Al met al valt te concluderen dat er geen reden is om de schatting van de
werkgelegenheid gerelateerd aan het JSF-programma door PwC (sterk)
neerwaarts bij te stellen.
2.2 Werkgelegenheidseffecten voor gehele economie
Het CPB concludeert dat deze extra banen gerelateerd aan het JSF-programma op
bedrijfsniveau niet betekenen dat er ook meer banen komen in de totale
economie. Daarbij zijn twee veronderstellingen cruciaal. Ten eerste dat - met
uitzondering van de invloed van demografische en sociaal-culturele factoren - het
arbeidsaanbod op lange termijn vastligt en daarmee de totale werkgelegenheid in
de economie. Ten tweede is cruciaal dat de economie op lange termijn naar een
structureel evenwicht tendeert. Dit laatste betekent dat, afgezien van een
structurele werkloosheid die wordt veroorzaakt door bijvoorbeeld sociaal
economische factoren, iedereen een baan heeft. Het CPB wijst vervolgens erop
dat dit wordt bereikt via prijsaanpassing (o.a. via de lonen) en verdringing op de
arbeidsmarkt. Deze benadering leidt ertoe dat per saldo een individueel project
als de JSF wel op het niveau van bedrijven tot banen leidt, maar niet op
macroniveau tot extra banen leidt, doordat elders weer banen verdwijnen. In deze
benadering van het CPB wordt de totale werkgelegenheid in de economie op lange
termijn uiteindelijk bepaald door het structurele arbeidsaanbod en de structurele
omvang van de werkloosheid.

» SCHRIFTELIJKE OPDRACHT
Zet het tekstfragment hierboven over de werkgelegenheidseffecten van het JSF-programma alstublieft voort na de laatste zin.

» GEGEVENSREGELS
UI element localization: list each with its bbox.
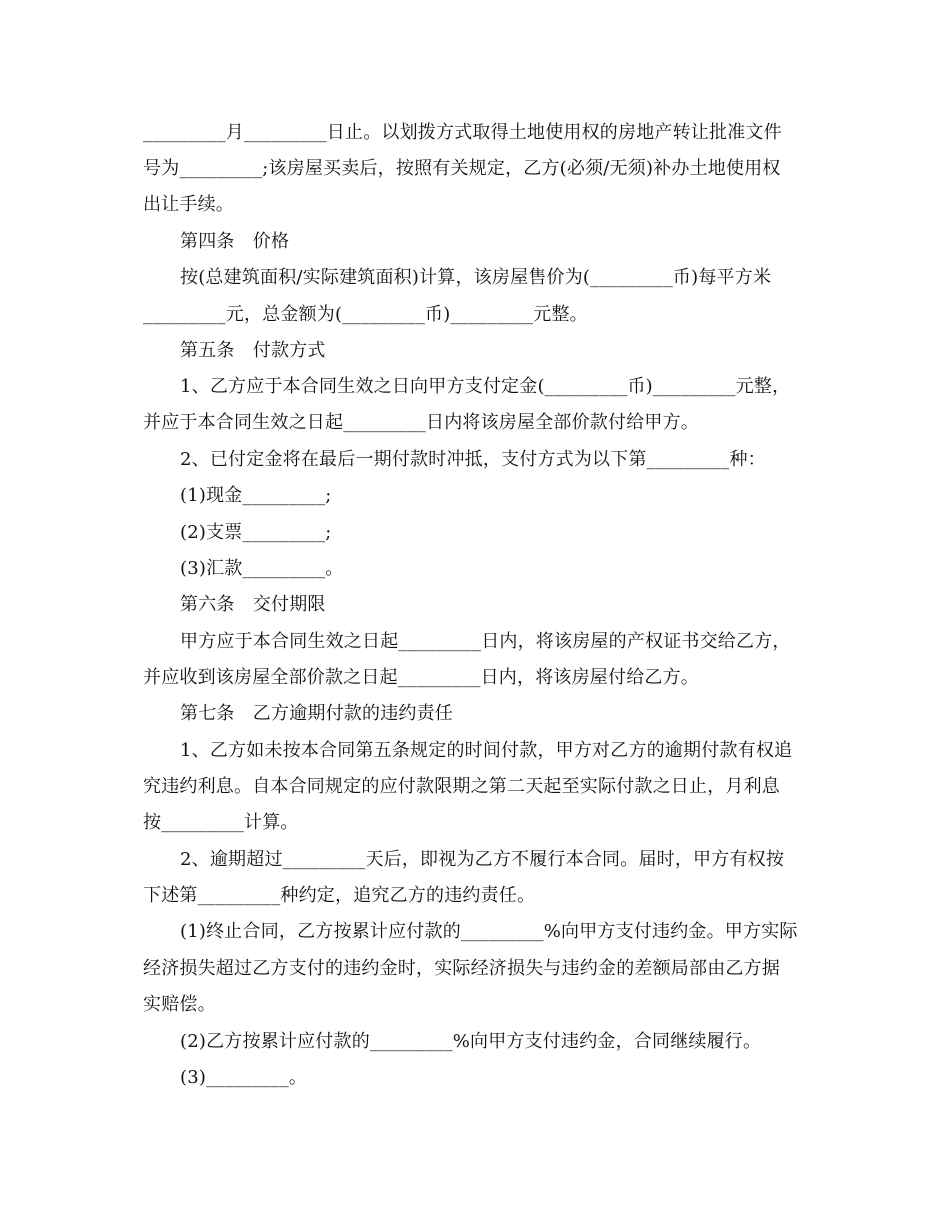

» RESULTAAT OPDRACHT
Het CPB is daarmee niet overtuigd van het door PwC geanticipeerde zeer beperkte
verdringingseffect gedurende de looptijd van het JSF-programma. PwC koppelt
haar conclusie ten aanzien van een zeer beperkte mate van verdringing vooral
aan een periode van hoogconjunctuur en krapte op de arbeidsmarkt en stelt dat
over een lange periode hiervan geen sprake zal zijn, omdat het arbeidsaanbod
zich zal aanpassen (bijvoorbeeld door meer werknemers uit het buitenland te
halen). Het CPB is echter van mening dat het halen van werknemers uit het
buitenland niet bijdraagt aan de structurele werkgelegenheid. Wel kunnen
buitenlandse werknemers mogelijk de welvaart (het BBP per hoofd) verhogen
mits deze werknemers zorgen voor kennisspill-overs waar de rest van de
economie van kan profiteren (CPB-studie kansrijk kennisbeleid uit 2006).

Pagina 4 van 6
Directoraat-Generaal
Ondernemen & Innovatie
Directie Ondernemen
Ons Kenmerk
OI/O / 9058816

Beschouwing
Binnen de benadering van het CPB en de door haar gehanteerde
veronderstellingen is het een logisch gevolg dat de effecten op de totale
werkgelegenheid in de Nederlandse economie verwaarloosbaar zouden zijn. Het
JSF-programma heeft alleen effect op het totaal aantal arbeidsjaren als dit
programma structurele onevenwichtigheden op (bijvoorbeeld) de arbeidsmarkt
vermindert, dan wel via externe effecten zorgt voor extra bedrijvigheid.
Definitieve uitspraken hierover zijn moeilijk te doen. Wel is het zo dat vanwege
het deels specifieke (en innovatieve) karakter van dit werk de kans op een
verkleining van onevenwichtigheden op deelmarkten en het optreden van
positieve externe effecten groter is dan bij meer gestandaardiseerd
productiewerk.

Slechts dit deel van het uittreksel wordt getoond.